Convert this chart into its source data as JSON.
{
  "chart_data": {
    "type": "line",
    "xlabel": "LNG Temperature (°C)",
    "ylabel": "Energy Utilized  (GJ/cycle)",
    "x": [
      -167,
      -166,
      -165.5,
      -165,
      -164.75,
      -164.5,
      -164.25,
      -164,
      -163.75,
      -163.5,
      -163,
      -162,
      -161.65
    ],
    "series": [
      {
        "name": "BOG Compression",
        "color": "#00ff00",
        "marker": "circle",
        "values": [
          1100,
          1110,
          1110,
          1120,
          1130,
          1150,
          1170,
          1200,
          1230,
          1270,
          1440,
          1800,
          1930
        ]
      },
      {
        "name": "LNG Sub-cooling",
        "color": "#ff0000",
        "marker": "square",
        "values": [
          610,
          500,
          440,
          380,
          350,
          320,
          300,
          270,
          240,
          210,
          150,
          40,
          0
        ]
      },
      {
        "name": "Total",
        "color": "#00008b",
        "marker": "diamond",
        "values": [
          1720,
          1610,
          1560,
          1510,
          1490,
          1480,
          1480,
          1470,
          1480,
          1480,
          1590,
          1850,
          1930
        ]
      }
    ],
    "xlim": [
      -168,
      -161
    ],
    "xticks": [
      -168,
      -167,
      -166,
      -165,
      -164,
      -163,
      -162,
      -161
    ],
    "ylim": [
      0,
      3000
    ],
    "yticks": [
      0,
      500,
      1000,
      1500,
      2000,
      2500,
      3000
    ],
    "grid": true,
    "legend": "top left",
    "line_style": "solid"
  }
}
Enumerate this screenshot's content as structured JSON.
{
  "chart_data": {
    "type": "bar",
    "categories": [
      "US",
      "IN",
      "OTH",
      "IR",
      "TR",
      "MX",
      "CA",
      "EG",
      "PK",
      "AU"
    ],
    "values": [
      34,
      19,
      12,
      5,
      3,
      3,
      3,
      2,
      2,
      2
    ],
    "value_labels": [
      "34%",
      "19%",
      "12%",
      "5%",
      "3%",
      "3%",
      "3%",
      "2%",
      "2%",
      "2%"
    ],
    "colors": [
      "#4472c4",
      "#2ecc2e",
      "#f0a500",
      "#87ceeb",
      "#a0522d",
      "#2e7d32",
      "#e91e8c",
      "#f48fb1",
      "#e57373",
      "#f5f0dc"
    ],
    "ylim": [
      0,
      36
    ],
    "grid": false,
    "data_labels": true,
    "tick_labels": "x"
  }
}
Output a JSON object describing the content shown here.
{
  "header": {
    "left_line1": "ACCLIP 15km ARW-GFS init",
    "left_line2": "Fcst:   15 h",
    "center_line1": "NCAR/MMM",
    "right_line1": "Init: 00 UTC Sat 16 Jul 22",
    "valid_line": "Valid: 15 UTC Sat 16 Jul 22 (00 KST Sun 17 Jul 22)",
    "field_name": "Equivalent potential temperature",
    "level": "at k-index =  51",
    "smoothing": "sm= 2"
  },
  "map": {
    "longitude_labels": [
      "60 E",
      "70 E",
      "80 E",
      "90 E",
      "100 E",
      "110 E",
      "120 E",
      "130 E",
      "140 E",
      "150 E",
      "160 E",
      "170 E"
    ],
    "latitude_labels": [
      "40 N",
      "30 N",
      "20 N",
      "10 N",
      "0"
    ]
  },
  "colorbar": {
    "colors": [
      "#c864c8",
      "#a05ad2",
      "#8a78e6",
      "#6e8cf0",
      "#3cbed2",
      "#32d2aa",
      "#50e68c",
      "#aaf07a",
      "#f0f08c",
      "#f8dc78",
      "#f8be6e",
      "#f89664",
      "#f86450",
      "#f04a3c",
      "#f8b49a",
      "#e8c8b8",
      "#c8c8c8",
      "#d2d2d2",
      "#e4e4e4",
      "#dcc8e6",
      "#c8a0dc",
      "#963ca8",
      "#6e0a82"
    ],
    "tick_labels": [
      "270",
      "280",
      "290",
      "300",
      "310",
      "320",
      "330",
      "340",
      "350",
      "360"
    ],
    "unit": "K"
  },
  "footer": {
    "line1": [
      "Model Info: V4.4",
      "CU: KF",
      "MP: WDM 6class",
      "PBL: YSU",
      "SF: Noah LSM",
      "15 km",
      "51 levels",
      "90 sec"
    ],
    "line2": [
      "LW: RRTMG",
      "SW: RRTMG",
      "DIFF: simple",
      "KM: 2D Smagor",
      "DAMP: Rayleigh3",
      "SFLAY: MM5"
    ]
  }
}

------------------------------

• WHAT THIS TASK INVOLVES: From the data above, copy each line that has the string "JSON".

• WRITTEN SOLUTION:
Convert this chart into its source data as JSON.
Enumerate this screenshot's content as structured JSON.
Output a JSON object describing the content shown here.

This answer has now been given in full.